Set exercise:
Look over the lines below. Report each one that includes the string "this".
— BEGIN Dataset records —
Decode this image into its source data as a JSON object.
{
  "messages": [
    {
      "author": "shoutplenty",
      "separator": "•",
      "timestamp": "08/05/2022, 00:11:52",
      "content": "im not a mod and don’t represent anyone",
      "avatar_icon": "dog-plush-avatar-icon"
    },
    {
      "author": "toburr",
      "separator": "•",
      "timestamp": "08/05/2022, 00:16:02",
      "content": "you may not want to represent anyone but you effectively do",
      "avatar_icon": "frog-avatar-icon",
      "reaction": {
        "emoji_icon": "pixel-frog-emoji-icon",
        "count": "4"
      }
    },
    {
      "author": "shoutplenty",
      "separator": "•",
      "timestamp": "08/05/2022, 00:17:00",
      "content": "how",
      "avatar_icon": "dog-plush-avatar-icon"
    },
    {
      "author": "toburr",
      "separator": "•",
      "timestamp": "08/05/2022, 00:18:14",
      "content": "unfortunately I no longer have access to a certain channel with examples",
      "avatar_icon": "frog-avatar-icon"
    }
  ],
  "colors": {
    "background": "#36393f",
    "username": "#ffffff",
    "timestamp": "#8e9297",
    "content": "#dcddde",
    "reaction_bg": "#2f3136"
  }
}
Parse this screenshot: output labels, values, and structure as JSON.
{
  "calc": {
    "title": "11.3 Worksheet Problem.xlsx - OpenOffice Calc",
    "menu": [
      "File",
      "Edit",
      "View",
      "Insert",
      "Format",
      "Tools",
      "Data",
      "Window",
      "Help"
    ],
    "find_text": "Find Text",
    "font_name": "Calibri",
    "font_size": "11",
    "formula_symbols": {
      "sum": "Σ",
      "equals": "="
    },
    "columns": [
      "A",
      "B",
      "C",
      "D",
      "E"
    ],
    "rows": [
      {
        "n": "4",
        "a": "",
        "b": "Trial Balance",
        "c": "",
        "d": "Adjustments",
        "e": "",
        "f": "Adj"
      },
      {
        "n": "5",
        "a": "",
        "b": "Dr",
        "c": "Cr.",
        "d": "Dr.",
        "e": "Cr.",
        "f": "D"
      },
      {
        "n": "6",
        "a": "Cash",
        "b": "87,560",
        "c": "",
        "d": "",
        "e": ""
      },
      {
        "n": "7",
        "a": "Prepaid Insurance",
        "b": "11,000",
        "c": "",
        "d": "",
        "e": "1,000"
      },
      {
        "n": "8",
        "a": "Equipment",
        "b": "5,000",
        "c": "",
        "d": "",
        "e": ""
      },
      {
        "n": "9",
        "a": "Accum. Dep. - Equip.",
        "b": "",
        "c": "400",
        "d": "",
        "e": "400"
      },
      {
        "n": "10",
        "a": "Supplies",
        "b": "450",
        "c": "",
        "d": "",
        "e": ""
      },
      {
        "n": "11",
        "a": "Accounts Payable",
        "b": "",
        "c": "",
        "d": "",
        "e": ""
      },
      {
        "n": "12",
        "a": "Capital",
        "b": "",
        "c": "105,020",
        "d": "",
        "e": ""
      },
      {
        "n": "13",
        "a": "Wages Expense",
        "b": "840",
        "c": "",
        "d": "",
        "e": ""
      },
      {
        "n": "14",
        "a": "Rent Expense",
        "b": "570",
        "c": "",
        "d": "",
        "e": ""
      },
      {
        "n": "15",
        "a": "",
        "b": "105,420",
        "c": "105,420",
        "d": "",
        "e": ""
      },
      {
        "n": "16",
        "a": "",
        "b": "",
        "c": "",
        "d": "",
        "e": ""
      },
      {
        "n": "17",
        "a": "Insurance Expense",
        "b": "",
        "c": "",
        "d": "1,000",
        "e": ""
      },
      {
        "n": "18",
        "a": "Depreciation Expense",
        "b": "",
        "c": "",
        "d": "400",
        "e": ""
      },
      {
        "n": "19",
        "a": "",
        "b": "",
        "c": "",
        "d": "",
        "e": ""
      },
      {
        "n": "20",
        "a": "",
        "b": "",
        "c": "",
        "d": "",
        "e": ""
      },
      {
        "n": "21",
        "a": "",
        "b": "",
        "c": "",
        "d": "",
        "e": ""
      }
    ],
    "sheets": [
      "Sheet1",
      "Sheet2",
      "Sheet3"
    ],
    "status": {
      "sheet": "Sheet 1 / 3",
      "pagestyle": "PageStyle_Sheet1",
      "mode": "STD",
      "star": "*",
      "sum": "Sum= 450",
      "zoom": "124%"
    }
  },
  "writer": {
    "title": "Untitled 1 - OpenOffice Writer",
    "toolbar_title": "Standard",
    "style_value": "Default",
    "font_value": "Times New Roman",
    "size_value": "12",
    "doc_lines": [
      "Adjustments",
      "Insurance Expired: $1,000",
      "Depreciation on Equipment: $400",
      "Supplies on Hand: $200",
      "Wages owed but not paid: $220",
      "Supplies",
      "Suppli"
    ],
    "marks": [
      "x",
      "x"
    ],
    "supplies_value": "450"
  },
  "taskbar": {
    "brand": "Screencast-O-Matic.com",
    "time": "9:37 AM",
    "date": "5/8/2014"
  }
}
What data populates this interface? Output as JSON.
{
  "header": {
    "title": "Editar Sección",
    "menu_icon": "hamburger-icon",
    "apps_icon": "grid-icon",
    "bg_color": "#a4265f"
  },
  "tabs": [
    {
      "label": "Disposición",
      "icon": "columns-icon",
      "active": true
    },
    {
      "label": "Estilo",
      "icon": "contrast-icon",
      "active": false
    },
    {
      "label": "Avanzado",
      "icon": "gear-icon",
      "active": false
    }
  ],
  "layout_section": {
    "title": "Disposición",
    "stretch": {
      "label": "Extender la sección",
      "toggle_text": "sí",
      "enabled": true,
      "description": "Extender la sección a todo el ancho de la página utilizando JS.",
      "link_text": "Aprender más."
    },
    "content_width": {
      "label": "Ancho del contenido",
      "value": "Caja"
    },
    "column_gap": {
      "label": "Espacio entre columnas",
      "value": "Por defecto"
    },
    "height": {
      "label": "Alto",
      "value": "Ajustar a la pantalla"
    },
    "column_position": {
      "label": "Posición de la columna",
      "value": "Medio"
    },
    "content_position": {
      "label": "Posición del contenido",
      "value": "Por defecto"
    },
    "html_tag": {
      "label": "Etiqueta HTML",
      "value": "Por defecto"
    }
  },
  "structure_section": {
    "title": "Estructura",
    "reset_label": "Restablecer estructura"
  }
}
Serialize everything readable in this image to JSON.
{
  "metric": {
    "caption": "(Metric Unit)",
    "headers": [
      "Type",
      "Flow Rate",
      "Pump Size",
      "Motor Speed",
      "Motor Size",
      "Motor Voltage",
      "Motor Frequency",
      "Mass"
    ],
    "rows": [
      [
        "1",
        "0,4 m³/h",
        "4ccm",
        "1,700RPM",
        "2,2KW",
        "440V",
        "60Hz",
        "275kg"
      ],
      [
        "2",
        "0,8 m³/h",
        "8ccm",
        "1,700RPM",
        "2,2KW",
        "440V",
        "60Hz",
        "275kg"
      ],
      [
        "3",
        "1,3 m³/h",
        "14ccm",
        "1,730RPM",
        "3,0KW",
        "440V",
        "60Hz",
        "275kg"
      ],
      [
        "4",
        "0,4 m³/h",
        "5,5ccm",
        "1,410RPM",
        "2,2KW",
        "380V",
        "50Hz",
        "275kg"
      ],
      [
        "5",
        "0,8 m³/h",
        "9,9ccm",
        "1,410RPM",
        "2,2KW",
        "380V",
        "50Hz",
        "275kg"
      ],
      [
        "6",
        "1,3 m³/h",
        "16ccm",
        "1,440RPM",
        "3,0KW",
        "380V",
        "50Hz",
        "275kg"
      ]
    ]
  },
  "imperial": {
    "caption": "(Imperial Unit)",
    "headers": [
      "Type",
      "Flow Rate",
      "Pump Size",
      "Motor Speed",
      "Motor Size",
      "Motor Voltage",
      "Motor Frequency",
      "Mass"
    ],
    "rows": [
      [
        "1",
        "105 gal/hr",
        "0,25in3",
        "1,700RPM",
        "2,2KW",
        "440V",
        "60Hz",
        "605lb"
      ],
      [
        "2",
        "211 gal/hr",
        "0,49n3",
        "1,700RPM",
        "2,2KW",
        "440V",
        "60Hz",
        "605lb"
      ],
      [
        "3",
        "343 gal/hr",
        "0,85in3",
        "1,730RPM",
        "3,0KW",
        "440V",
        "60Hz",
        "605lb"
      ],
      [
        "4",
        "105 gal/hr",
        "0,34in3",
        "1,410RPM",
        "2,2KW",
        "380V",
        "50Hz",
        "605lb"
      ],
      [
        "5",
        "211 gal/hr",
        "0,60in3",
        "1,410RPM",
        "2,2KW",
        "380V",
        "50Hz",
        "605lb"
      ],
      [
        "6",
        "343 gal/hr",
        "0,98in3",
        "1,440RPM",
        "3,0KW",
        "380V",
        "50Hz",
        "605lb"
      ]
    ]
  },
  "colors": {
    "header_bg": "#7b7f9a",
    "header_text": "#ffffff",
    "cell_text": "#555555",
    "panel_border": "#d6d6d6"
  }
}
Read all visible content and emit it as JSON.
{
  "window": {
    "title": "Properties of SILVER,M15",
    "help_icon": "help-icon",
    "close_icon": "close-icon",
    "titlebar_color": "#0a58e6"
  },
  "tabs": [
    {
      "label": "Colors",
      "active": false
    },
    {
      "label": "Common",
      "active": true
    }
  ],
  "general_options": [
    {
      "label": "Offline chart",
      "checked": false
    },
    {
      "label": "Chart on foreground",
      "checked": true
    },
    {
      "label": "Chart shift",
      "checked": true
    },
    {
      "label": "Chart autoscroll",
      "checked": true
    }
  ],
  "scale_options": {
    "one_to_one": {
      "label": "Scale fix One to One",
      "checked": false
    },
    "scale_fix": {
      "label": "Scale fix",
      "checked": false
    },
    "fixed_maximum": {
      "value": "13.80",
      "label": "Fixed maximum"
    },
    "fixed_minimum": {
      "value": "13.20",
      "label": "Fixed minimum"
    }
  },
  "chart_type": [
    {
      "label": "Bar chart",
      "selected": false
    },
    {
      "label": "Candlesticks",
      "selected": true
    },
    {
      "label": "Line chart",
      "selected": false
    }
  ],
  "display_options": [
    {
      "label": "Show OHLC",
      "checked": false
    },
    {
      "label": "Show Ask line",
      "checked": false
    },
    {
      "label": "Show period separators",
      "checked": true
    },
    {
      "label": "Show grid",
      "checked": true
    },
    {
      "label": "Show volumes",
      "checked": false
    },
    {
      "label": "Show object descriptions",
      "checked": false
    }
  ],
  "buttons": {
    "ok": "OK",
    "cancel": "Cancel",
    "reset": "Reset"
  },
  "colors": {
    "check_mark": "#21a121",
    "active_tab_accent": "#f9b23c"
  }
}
— END Dataset records —
Correct response:
Decode this image into its source data as a JSON object.
Parse this screenshot: output labels, values, and structure as JSON.
What data populates this interface? Output as JSON.
Serialize everything readable in this image to JSON.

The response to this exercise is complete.